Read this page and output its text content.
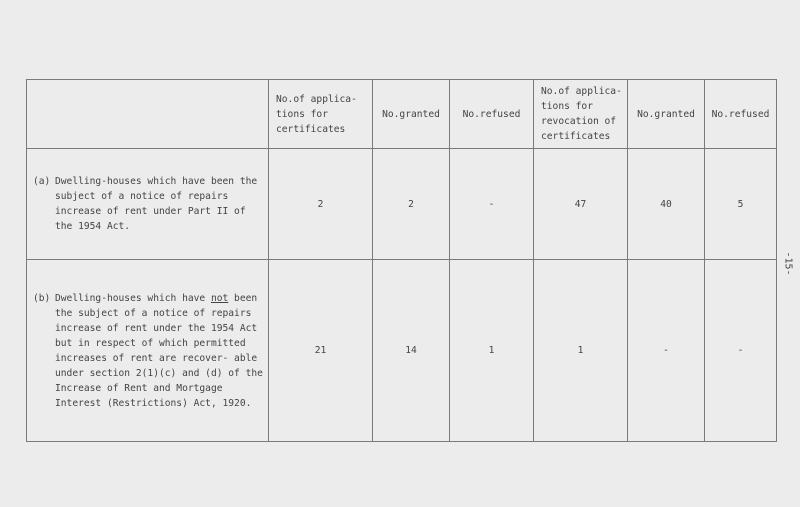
	No.of applica-
tions for
certificates	No.granted	No.refused	No.of applica-
tions for
revocation of
certificates	No.granted	No.refused

(a) Dwelling-houses which have been the subject of a notice of repairs increase of rent under Part II of the 1954 Act.	2	2	-	47	40	5

(b) Dwelling-houses which have not been the subject of a notice of repairs increase of rent under the 1954 Act but in respect of which permitted increases of rent are recover- able under section 2(1)(c) and (d) of the Increase of Rent and Mortgage Interest (Restrictions) Act, 1920.	21	14	1	1	-	-
-15-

====================

Images in the data above are to be skipped. Retype all other material exactly.

▶ **Result of the task**
Read this page and output its text content.
	No.of applica-
tions for
certificates	No.granted	No.refused	No.of applica-
tions for
revocation of
certificates	No.granted	No.refused

(a) Dwelling-houses which have been the subject of a notice of repairs increase of rent under Part II of the 1954 Act.	2	2	-	47	40	5

(b) Dwelling-houses which have not been the subject of a notice of repairs increase of rent under the 1954 Act but in respect of which permitted increases of rent are recover- able under section 2(1)(c) and (d) of the Increase of Rent and Mortgage Interest (Restrictions) Act, 1920.	21	14	1	1	-	-
-15-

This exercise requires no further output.